— START —
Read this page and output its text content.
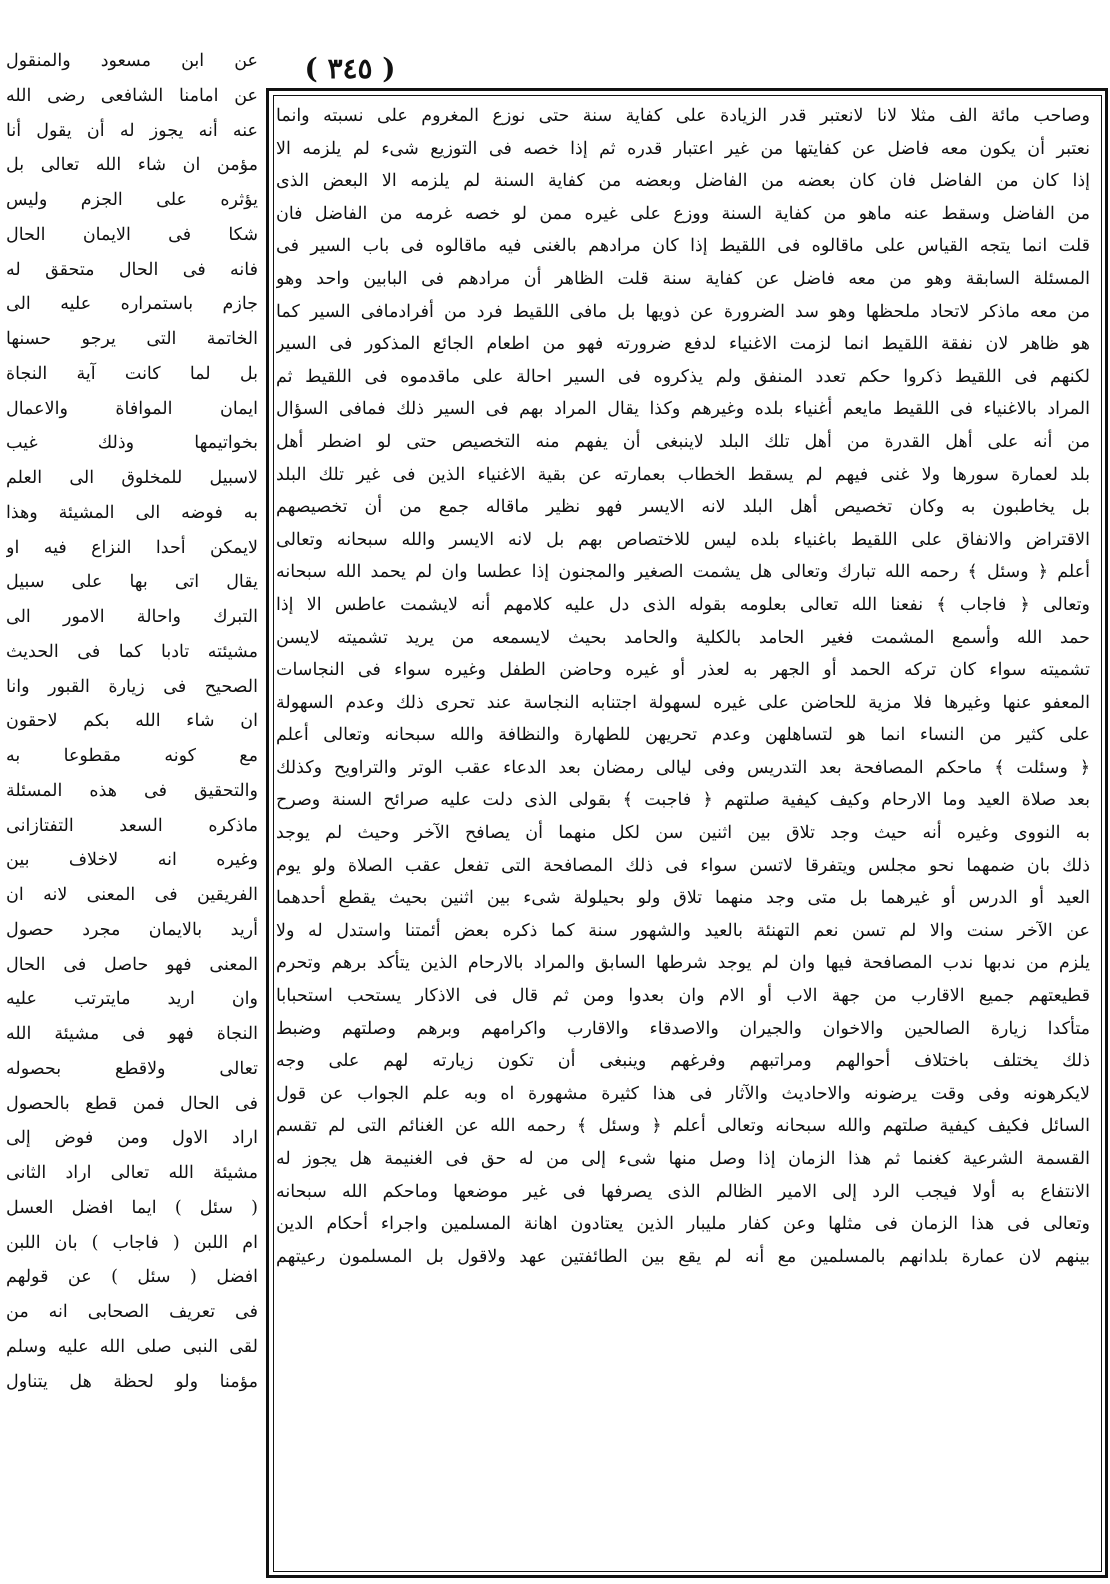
( ٣٤٥ )
وصاحب مائة الف مثلا لانا لانعتبر قدر الزيادة على كفاية سنة حتى نوزع المغروم على نسبته وانما
نعتبر أن يكون معه فاضل عن كفايتها من غير اعتبار قدره ثم إذا خصه فى التوزيع شىء لم يلزمه الا
إذا كان من الفاضل فان كان بعضه من الفاضل وبعضه من كفاية السنة لم يلزمه الا البعض الذى
من الفاضل وسقط عنه ماهو من كفاية السنة ووزع على غيره ممن لو خصه غرمه من الفاضل فان
قلت انما يتجه القياس على ماقالوه فى اللقيط إذا كان مرادهم بالغنى فيه ماقالوه فى باب السير فى
المسئلة السابقة وهو من معه فاضل عن كفاية سنة قلت الظاهر أن مرادهم فى البابين واحد وهو
من معه ماذكر لاتحاد ملحظها وهو سد الضرورة عن ذويها بل مافى اللقيط فرد من أفرادمافى السير كما
هو ظاهر لان نفقة اللقيط انما لزمت الاغنياء لدفع ضرورته فهو من اطعام الجائع المذكور فى السير
لكنهم فى اللقيط ذكروا حكم تعدد المنفق ولم يذكروه فى السير احالة على ماقدموه فى اللقيط ثم
المراد بالاغنياء فى اللقيط مايعم أغنياء بلده وغيرهم وكذا يقال المراد بهم فى السير ذلك فمافى السؤال
من أنه على أهل القدرة من أهل تلك البلد لاينبغى أن يفهم منه التخصيص حتى لو اضطر أهل
بلد لعمارة سورها ولا غنى فيهم لم يسقط الخطاب بعمارته عن بقية الاغنياء الذين فى غير تلك البلد
بل يخاطبون به وكان تخصيص أهل البلد لانه الايسر فهو نظير ماقاله جمع من أن تخصيصهم
الاقتراض والانفاق على اللقيط باغنياء بلده ليس للاختصاص بهم بل لانه الايسر والله سبحانه وتعالى
أعلم ﴿ وسئل ﴾ رحمه الله تبارك وتعالى هل يشمت الصغير والمجنون إذا عطسا وان لم يحمد الله سبحانه
وتعالى ﴿ فاجاب ﴾ نفعنا الله تعالى بعلومه بقوله الذى دل عليه كلامهم أنه لايشمت عاطس الا إذا
حمد الله وأسمع المشمت فغير الحامد بالكلية والحامد بحيث لايسمعه من يريد تشميته لايسن
تشميته سواء كان تركه الحمد أو الجهر به لعذر أو غيره وحاضن الطفل وغيره سواء فى النجاسات
المعفو عنها وغيرها فلا مزية للحاضن على غيره لسهولة اجتنابه النجاسة عند تحرى ذلك وعدم السهولة
على كثير من النساء انما هو لتساهلهن وعدم تحريهن للطهارة والنظافة والله سبحانه وتعالى أعلم
﴿ وسئلت ﴾ ماحكم المصافحة بعد التدريس وفى ليالى رمضان بعد الدعاء عقب الوتر والتراويح وكذلك
بعد صلاة العيد وما الارحام وكيف كيفية صلتهم ﴿ فاجبت ﴾ بقولى الذى دلت عليه صرائح السنة وصرح
به النووى وغيره أنه حيث وجد تلاق بين اثنين سن لكل منهما أن يصافح الآخر وحيث لم يوجد
ذلك بان ضمهما نحو مجلس ويتفرقا لاتسن سواء فى ذلك المصافحة التى تفعل عقب الصلاة ولو يوم
العيد أو الدرس أو غيرهما بل متى وجد منهما تلاق ولو بحيلولة شىء بين اثنين بحيث يقطع أحدهما
عن الآخر سنت والا لم تسن نعم التهنئة بالعيد والشهور سنة كما ذكره بعض أئمتنا واستدل له ولا
يلزم من ندبها ندب المصافحة فيها وان لم يوجد شرطها السابق والمراد بالارحام الذين يتأكد برهم وتحرم
قطيعتهم جميع الاقارب من جهة الاب أو الام وان بعدوا ومن ثم قال فى الاذكار يستحب استحبابا
متأكدا زيارة الصالحين والاخوان والجيران والاصدقاء والاقارب واكرامهم وبرهم وصلتهم وضبط
ذلك يختلف باختلاف أحوالهم ومراتبهم وفرغهم وينبغى أن تكون زيارته لهم على وجه
لايكرهونه وفى وقت يرضونه والاحاديث والآثار فى هذا كثيرة مشهورة اه وبه علم الجواب عن قول
السائل فكيف كيفية صلتهم والله سبحانه وتعالى أعلم ﴿ وسئل ﴾ رحمه الله عن الغنائم التى لم تقسم
القسمة الشرعية كغنما ثم هذا الزمان إذا وصل منها شىء إلى من له حق فى الغنيمة هل يجوز له
الانتفاع به أولا فيجب الرد إلى الامير الظالم الذى يصرفها فى غير موضعها وماحكم الله سبحانه
وتعالى فى هذا الزمان فى مثلها وعن كفار مليبار الذين يعتادون اهانة المسلمين واجراء أحكام الدين
بينهم لان عمارة بلدانهم بالمسلمين مع أنه لم يقع بين الطائفتين عهد ولاقول بل المسلمون رعيتهم
عن ابن مسعود والمنقول
عن امامنا الشافعى رضى الله
عنه أنه يجوز له أن يقول أنا
مؤمن ان شاء الله تعالى بل
يؤثره على الجزم وليس
شكا فى الايمان الحال
فانه فى الحال متحقق له
جازم باستمراره عليه الى
الخاتمة التى يرجو حسنها
بل لما كانت آية النجاة
ايمان الموافاة والاعمال
بخواتيمها وذلك غيب
لاسبيل للمخلوق الى العلم
به فوضه الى المشيئة وهذا
لايمكن أحدا النزاع فيه او
يقال اتى بها على سبيل
التبرك واحالة الامور الى
مشيئته تادبا كما فى الحديث
الصحيح فى زيارة القبور وانا
ان شاء الله بكم لاحقون
مع كونه مقطوعا به
والتحقيق فى هذه المسئلة
ماذكره السعد التفتازانى
وغيره انه لاخلاف بين
الفريقين فى المعنى لانه ان
أريد بالايمان مجرد حصول
المعنى فهو حاصل فى الحال
وان اريد مايترتب عليه
النجاة فهو فى مشيئة الله
تعالى ولاقطع بحصوله
فى الحال فمن قطع بالحصول
اراد الاول ومن فوض إلى
مشيئة الله تعالى اراد الثانى
( سئل ) ايما افضل العسل
ام اللبن ( فاجاب ) بان اللبن
افضل ( سئل ) عن قولهم
فى تعريف الصحابى انه من
لقى النبى صلى الله عليه وسلم
مؤمنا ولو لحظة هل يتناول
— END —
Retype the records exactly. Any image in them should not appear in what you write.

Read this page and output its text content.
( ٣٤٥ )
وصاحب مائة الف مثلا لانا لانعتبر قدر الزيادة على كفاية سنة حتى نوزع المغروم على نسبته وانما
نعتبر أن يكون معه فاضل عن كفايتها من غير اعتبار قدره ثم إذا خصه فى التوزيع شىء لم يلزمه الا
إذا كان من الفاضل فان كان بعضه من الفاضل وبعضه من كفاية السنة لم يلزمه الا البعض الذى
من الفاضل وسقط عنه ماهو من كفاية السنة ووزع على غيره ممن لو خصه غرمه من الفاضل فان
قلت انما يتجه القياس على ماقالوه فى اللقيط إذا كان مرادهم بالغنى فيه ماقالوه فى باب السير فى
المسئلة السابقة وهو من معه فاضل عن كفاية سنة قلت الظاهر أن مرادهم فى البابين واحد وهو
من معه ماذكر لاتحاد ملحظها وهو سد الضرورة عن ذويها بل مافى اللقيط فرد من أفرادمافى السير كما
هو ظاهر لان نفقة اللقيط انما لزمت الاغنياء لدفع ضرورته فهو من اطعام الجائع المذكور فى السير
لكنهم فى اللقيط ذكروا حكم تعدد المنفق ولم يذكروه فى السير احالة على ماقدموه فى اللقيط ثم
المراد بالاغنياء فى اللقيط مايعم أغنياء بلده وغيرهم وكذا يقال المراد بهم فى السير ذلك فمافى السؤال
من أنه على أهل القدرة من أهل تلك البلد لاينبغى أن يفهم منه التخصيص حتى لو اضطر أهل
بلد لعمارة سورها ولا غنى فيهم لم يسقط الخطاب بعمارته عن بقية الاغنياء الذين فى غير تلك البلد
بل يخاطبون به وكان تخصيص أهل البلد لانه الايسر فهو نظير ماقاله جمع من أن تخصيصهم
الاقتراض والانفاق على اللقيط باغنياء بلده ليس للاختصاص بهم بل لانه الايسر والله سبحانه وتعالى
أعلم ﴿ وسئل ﴾ رحمه الله تبارك وتعالى هل يشمت الصغير والمجنون إذا عطسا وان لم يحمد الله سبحانه
وتعالى ﴿ فاجاب ﴾ نفعنا الله تعالى بعلومه بقوله الذى دل عليه كلامهم أنه لايشمت عاطس الا إذا
حمد الله وأسمع المشمت فغير الحامد بالكلية والحامد بحيث لايسمعه من يريد تشميته لايسن
تشميته سواء كان تركه الحمد أو الجهر به لعذر أو غيره وحاضن الطفل وغيره سواء فى النجاسات
المعفو عنها وغيرها فلا مزية للحاضن على غيره لسهولة اجتنابه النجاسة عند تحرى ذلك وعدم السهولة
على كثير من النساء انما هو لتساهلهن وعدم تحريهن للطهارة والنظافة والله سبحانه وتعالى أعلم
﴿ وسئلت ﴾ ماحكم المصافحة بعد التدريس وفى ليالى رمضان بعد الدعاء عقب الوتر والتراويح وكذلك
بعد صلاة العيد وما الارحام وكيف كيفية صلتهم ﴿ فاجبت ﴾ بقولى الذى دلت عليه صرائح السنة وصرح
به النووى وغيره أنه حيث وجد تلاق بين اثنين سن لكل منهما أن يصافح الآخر وحيث لم يوجد
ذلك بان ضمهما نحو مجلس ويتفرقا لاتسن سواء فى ذلك المصافحة التى تفعل عقب الصلاة ولو يوم
العيد أو الدرس أو غيرهما بل متى وجد منهما تلاق ولو بحيلولة شىء بين اثنين بحيث يقطع أحدهما
عن الآخر سنت والا لم تسن نعم التهنئة بالعيد والشهور سنة كما ذكره بعض أئمتنا واستدل له ولا
يلزم من ندبها ندب المصافحة فيها وان لم يوجد شرطها السابق والمراد بالارحام الذين يتأكد برهم وتحرم
قطيعتهم جميع الاقارب من جهة الاب أو الام وان بعدوا ومن ثم قال فى الاذكار يستحب استحبابا
متأكدا زيارة الصالحين والاخوان والجيران والاصدقاء والاقارب واكرامهم وبرهم وصلتهم وضبط
ذلك يختلف باختلاف أحوالهم ومراتبهم وفرغهم وينبغى أن تكون زيارته لهم على وجه
لايكرهونه وفى وقت يرضونه والاحاديث والآثار فى هذا كثيرة مشهورة اه وبه علم الجواب عن قول
السائل فكيف كيفية صلتهم والله سبحانه وتعالى أعلم ﴿ وسئل ﴾ رحمه الله عن الغنائم التى لم تقسم
القسمة الشرعية كغنما ثم هذا الزمان إذا وصل منها شىء إلى من له حق فى الغنيمة هل يجوز له
الانتفاع به أولا فيجب الرد إلى الامير الظالم الذى يصرفها فى غير موضعها وماحكم الله سبحانه
وتعالى فى هذا الزمان فى مثلها وعن كفار مليبار الذين يعتادون اهانة المسلمين واجراء أحكام الدين
بينهم لان عمارة بلدانهم بالمسلمين مع أنه لم يقع بين الطائفتين عهد ولاقول بل المسلمون رعيتهم
عن ابن مسعود والمنقول
عن امامنا الشافعى رضى الله
عنه أنه يجوز له أن يقول أنا
مؤمن ان شاء الله تعالى بل
يؤثره على الجزم وليس
شكا فى الايمان الحال
فانه فى الحال متحقق له
جازم باستمراره عليه الى
الخاتمة التى يرجو حسنها
بل لما كانت آية النجاة
ايمان الموافاة والاعمال
بخواتيمها وذلك غيب
لاسبيل للمخلوق الى العلم
به فوضه الى المشيئة وهذا
لايمكن أحدا النزاع فيه او
يقال اتى بها على سبيل
التبرك واحالة الامور الى
مشيئته تادبا كما فى الحديث
الصحيح فى زيارة القبور وانا
ان شاء الله بكم لاحقون
مع كونه مقطوعا به
والتحقيق فى هذه المسئلة
ماذكره السعد التفتازانى
وغيره انه لاخلاف بين
الفريقين فى المعنى لانه ان
أريد بالايمان مجرد حصول
المعنى فهو حاصل فى الحال
وان اريد مايترتب عليه
النجاة فهو فى مشيئة الله
تعالى ولاقطع بحصوله
فى الحال فمن قطع بالحصول
اراد الاول ومن فوض إلى
مشيئة الله تعالى اراد الثانى
( سئل ) ايما افضل العسل
ام اللبن ( فاجاب ) بان اللبن
افضل ( سئل ) عن قولهم
فى تعريف الصحابى انه من
لقى النبى صلى الله عليه وسلم
مؤمنا ولو لحظة هل يتناول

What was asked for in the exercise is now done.